-------- Exercise materials
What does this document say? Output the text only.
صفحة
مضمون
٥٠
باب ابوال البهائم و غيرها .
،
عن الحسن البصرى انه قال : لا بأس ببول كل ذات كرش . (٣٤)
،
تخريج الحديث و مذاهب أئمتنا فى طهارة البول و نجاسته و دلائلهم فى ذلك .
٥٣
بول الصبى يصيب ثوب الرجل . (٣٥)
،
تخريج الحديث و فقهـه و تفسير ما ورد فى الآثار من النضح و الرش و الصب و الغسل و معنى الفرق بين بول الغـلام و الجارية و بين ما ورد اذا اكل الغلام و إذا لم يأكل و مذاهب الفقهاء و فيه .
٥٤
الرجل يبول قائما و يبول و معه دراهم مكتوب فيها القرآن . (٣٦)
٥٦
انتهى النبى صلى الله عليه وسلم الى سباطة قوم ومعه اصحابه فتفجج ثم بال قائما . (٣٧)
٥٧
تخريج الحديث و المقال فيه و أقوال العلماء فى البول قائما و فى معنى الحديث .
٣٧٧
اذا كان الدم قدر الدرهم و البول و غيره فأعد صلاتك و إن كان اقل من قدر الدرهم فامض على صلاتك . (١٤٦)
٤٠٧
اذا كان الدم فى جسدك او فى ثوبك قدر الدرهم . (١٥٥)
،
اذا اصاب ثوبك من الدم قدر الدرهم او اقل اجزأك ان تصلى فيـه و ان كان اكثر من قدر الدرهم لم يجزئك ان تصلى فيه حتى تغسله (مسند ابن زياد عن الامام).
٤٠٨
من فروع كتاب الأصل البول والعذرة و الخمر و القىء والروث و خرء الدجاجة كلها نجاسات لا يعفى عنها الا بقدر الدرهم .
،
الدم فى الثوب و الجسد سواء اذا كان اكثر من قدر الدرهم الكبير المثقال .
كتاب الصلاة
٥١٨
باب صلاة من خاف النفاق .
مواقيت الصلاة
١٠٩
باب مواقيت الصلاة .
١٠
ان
----------------
**Task details**
Write the material out exactly, with nothing left out.

**Output**
What does this document say? Output the text only.
صفحة
مضمون
٥٠
باب ابوال البهائم و غيرها .
،
عن الحسن البصرى انه قال : لا بأس ببول كل ذات كرش . (٣٤)
،
تخريج الحديث و مذاهب أئمتنا فى طهارة البول و نجاسته و دلائلهم فى ذلك .
٥٣
بول الصبى يصيب ثوب الرجل . (٣٥)
،
تخريج الحديث و فقهـه و تفسير ما ورد فى الآثار من النضح و الرش و الصب و الغسل و معنى الفرق بين بول الغـلام و الجارية و بين ما ورد اذا اكل الغلام و إذا لم يأكل و مذاهب الفقهاء و فيه .
٥٤
الرجل يبول قائما و يبول و معه دراهم مكتوب فيها القرآن . (٣٦)
٥٦
انتهى النبى صلى الله عليه وسلم الى سباطة قوم ومعه اصحابه فتفجج ثم بال قائما . (٣٧)
٥٧
تخريج الحديث و المقال فيه و أقوال العلماء فى البول قائما و فى معنى الحديث .
٣٧٧
اذا كان الدم قدر الدرهم و البول و غيره فأعد صلاتك و إن كان اقل من قدر الدرهم فامض على صلاتك . (١٤٦)
٤٠٧
اذا كان الدم فى جسدك او فى ثوبك قدر الدرهم . (١٥٥)
،
اذا اصاب ثوبك من الدم قدر الدرهم او اقل اجزأك ان تصلى فيـه و ان كان اكثر من قدر الدرهم لم يجزئك ان تصلى فيه حتى تغسله (مسند ابن زياد عن الامام).
٤٠٨
من فروع كتاب الأصل البول والعذرة و الخمر و القىء والروث و خرء الدجاجة كلها نجاسات لا يعفى عنها الا بقدر الدرهم .
،
الدم فى الثوب و الجسد سواء اذا كان اكثر من قدر الدرهم الكبير المثقال .
كتاب الصلاة
٥١٨
باب صلاة من خاف النفاق .
مواقيت الصلاة
١٠٩
باب مواقيت الصلاة .
١٠
ان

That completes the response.